DATA LISTING:
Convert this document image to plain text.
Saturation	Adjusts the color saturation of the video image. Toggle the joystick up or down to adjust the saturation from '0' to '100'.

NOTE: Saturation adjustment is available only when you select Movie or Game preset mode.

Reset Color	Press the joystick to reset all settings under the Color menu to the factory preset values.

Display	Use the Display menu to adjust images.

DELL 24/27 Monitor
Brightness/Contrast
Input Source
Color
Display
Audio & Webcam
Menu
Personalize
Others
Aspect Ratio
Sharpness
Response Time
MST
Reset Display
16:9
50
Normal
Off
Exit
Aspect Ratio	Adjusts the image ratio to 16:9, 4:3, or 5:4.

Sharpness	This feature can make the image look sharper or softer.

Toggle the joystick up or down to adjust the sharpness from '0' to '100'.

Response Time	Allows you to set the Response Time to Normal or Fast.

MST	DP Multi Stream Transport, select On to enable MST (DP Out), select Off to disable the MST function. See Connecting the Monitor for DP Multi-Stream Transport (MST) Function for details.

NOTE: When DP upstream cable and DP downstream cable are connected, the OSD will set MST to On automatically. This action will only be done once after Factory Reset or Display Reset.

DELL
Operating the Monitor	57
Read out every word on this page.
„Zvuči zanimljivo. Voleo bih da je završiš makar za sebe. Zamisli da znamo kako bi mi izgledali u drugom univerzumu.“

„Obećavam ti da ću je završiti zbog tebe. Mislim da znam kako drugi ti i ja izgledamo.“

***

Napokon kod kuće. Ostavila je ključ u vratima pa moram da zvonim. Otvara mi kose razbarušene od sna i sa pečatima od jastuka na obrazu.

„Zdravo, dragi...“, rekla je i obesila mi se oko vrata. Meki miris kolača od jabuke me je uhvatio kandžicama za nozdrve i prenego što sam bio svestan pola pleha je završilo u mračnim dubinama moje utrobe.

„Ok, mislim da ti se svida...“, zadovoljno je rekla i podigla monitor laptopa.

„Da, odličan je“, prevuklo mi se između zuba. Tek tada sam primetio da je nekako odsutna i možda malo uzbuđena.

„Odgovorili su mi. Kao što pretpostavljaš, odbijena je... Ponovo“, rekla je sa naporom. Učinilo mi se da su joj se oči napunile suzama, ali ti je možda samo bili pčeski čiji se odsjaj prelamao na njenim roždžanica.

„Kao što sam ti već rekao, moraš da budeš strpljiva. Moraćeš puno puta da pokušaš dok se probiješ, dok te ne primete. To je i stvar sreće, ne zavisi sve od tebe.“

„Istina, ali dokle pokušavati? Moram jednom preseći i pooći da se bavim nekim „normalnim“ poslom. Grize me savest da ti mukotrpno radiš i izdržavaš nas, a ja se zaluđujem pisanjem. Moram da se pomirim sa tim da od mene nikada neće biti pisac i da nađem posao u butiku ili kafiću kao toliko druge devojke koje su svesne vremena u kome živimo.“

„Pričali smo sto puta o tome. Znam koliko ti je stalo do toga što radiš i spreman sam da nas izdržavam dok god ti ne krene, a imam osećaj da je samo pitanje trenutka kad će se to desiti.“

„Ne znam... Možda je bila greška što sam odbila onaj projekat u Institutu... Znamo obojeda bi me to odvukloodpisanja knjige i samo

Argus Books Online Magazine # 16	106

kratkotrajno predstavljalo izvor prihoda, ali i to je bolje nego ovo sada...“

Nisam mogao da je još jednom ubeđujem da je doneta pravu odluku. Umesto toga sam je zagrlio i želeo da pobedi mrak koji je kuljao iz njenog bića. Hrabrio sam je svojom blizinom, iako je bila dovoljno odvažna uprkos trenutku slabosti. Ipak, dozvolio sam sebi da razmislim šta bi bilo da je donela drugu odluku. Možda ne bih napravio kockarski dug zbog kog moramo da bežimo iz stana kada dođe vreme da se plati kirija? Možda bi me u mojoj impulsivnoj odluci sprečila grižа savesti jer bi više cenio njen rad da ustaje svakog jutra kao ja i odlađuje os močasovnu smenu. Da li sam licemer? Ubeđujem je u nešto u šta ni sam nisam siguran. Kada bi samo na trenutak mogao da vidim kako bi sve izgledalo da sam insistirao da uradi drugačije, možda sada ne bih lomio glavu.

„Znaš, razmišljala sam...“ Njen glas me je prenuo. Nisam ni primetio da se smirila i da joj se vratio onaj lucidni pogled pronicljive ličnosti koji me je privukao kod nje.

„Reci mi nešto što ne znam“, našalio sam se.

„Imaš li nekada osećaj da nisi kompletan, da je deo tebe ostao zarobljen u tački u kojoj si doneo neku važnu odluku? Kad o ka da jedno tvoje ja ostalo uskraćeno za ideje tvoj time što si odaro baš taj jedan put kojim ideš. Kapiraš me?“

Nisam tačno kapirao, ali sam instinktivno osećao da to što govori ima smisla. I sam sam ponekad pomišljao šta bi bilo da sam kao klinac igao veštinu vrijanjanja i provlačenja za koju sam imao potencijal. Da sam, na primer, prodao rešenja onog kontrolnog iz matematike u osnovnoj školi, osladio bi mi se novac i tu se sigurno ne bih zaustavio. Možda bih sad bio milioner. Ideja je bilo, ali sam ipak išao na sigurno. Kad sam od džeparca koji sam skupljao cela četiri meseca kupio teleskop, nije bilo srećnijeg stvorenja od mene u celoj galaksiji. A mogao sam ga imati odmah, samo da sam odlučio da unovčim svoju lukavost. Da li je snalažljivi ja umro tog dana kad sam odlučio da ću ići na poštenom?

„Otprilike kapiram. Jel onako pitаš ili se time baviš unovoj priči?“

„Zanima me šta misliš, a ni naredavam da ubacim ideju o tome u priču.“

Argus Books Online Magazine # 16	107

WHAT TO PRODUCE:
Set down the listing in full, keeping every word exactly as it is.

WORKED SOLUTION:
Convert this document image to plain text.
Saturation	Adjusts the color saturation of the video image. Toggle the joystick up or down to adjust the saturation from '0' to '100'.

NOTE: Saturation adjustment is available only when you select Movie or Game preset mode.

Reset Color	Press the joystick to reset all settings under the Color menu to the factory preset values.

Display	Use the Display menu to adjust images.

DELL 24/27 Monitor
Brightness/Contrast
Input Source
Color
Display
Audio & Webcam
Menu
Personalize
Others
Aspect Ratio
Sharpness
Response Time
MST
Reset Display
16:9
50
Normal
Off
Exit
Aspect Ratio	Adjusts the image ratio to 16:9, 4:3, or 5:4.

Sharpness	This feature can make the image look sharper or softer.

Toggle the joystick up or down to adjust the sharpness from '0' to '100'.

Response Time	Allows you to set the Response Time to Normal or Fast.

MST	DP Multi Stream Transport, select On to enable MST (DP Out), select Off to disable the MST function. See Connecting the Monitor for DP Multi-Stream Transport (MST) Function for details.

NOTE: When DP upstream cable and DP downstream cable are connected, the OSD will set MST to On automatically. This action will only be done once after Factory Reset or Display Reset.

DELL
Operating the Monitor	57
Read out every word on this page.
„Zvuči zanimljivo. Voleo bih da je završiš makar za sebe. Zamisli da znamo kako bi mi izgledali u drugom univerzumu.“

„Obećavam ti da ću je završiti zbog tebe. Mislim da znam kako drugi ti i ja izgledamo.“

***

Napokon kod kuće. Ostavila je ključ u vratima pa moram da zvonim. Otvara mi kose razbarušene od sna i sa pečatima od jastuka na obrazu.

„Zdravo, dragi...“, rekla je i obesila mi se oko vrata. Meki miris kolača od jabuke me je uhvatio kandžicama za nozdrve i prenego što sam bio svestan pola pleha je završilo u mračnim dubinama moje utrobe.

„Ok, mislim da ti se svida...“, zadovoljno je rekla i podigla monitor laptopa.

„Da, odličan je“, prevuklo mi se između zuba. Tek tada sam primetio da je nekako odsutna i možda malo uzbuđena.

„Odgovorili su mi. Kao što pretpostavljaš, odbijena je... Ponovo“, rekla je sa naporom. Učinilo mi se da su joj se oči napunile suzama, ali ti je možda samo bili pčeski čiji se odsjaj prelamao na njenim roždžanica.

„Kao što sam ti već rekao, moraš da budeš strpljiva. Moraćeš puno puta da pokušaš dok se probiješ, dok te ne primete. To je i stvar sreće, ne zavisi sve od tebe.“

„Istina, ali dokle pokušavati? Moram jednom preseći i pooći da se bavim nekim „normalnim“ poslom. Grize me savest da ti mukotrpno radiš i izdržavaš nas, a ja se zaluđujem pisanjem. Moram da se pomirim sa tim da od mene nikada neće biti pisac i da nađem posao u butiku ili kafiću kao toliko druge devojke koje su svesne vremena u kome živimo.“

„Pričali smo sto puta o tome. Znam koliko ti je stalo do toga što radiš i spreman sam da nas izdržavam dok god ti ne krene, a imam osećaj da je samo pitanje trenutka kad će se to desiti.“

„Ne znam... Možda je bila greška što sam odbila onaj projekat u Institutu... Znamo obojeda bi me to odvukloodpisanja knjige i samo

Argus Books Online Magazine # 16	106

kratkotrajno predstavljalo izvor prihoda, ali i to je bolje nego ovo sada...“

Nisam mogao da je još jednom ubeđujem da je doneta pravu odluku. Umesto toga sam je zagrlio i želeo da pobedi mrak koji je kuljao iz njenog bića. Hrabrio sam je svojom blizinom, iako je bila dovoljno odvažna uprkos trenutku slabosti. Ipak, dozvolio sam sebi da razmislim šta bi bilo da je donela drugu odluku. Možda ne bih napravio kockarski dug zbog kog moramo da bežimo iz stana kada dođe vreme da se plati kirija? Možda bi me u mojoj impulsivnoj odluci sprečila grižа savesti jer bi više cenio njen rad da ustaje svakog jutra kao ja i odlađuje os močasovnu smenu. Da li sam licemer? Ubeđujem je u nešto u šta ni sam nisam siguran. Kada bi samo na trenutak mogao da vidim kako bi sve izgledalo da sam insistirao da uradi drugačije, možda sada ne bih lomio glavu.

„Znaš, razmišljala sam...“ Njen glas me je prenuo. Nisam ni primetio da se smirila i da joj se vratio onaj lucidni pogled pronicljive ličnosti koji me je privukao kod nje.

„Reci mi nešto što ne znam“, našalio sam se.

„Imaš li nekada osećaj da nisi kompletan, da je deo tebe ostao zarobljen u tački u kojoj si doneo neku važnu odluku? Kad o ka da jedno tvoje ja ostalo uskraćeno za ideje tvoj time što si odaro baš taj jedan put kojim ideš. Kapiraš me?“

Nisam tačno kapirao, ali sam instinktivno osećao da to što govori ima smisla. I sam sam ponekad pomišljao šta bi bilo da sam kao klinac igao veštinu vrijanjanja i provlačenja za koju sam imao potencijal. Da sam, na primer, prodao rešenja onog kontrolnog iz matematike u osnovnoj školi, osladio bi mi se novac i tu se sigurno ne bih zaustavio. Možda bih sad bio milioner. Ideja je bilo, ali sam ipak išao na sigurno. Kad sam od džeparca koji sam skupljao cela četiri meseca kupio teleskop, nije bilo srećnijeg stvorenja od mene u celoj galaksiji. A mogao sam ga imati odmah, samo da sam odlučio da unovčim svoju lukavost. Da li je snalažljivi ja umro tog dana kad sam odlučio da ću ići na poštenom?

„Otprilike kapiram. Jel onako pitаš ili se time baviš unovoj priči?“

„Zanima me šta misliš, a ni naredavam da ubacim ideju o tome u priču.“

Argus Books Online Magazine # 16	107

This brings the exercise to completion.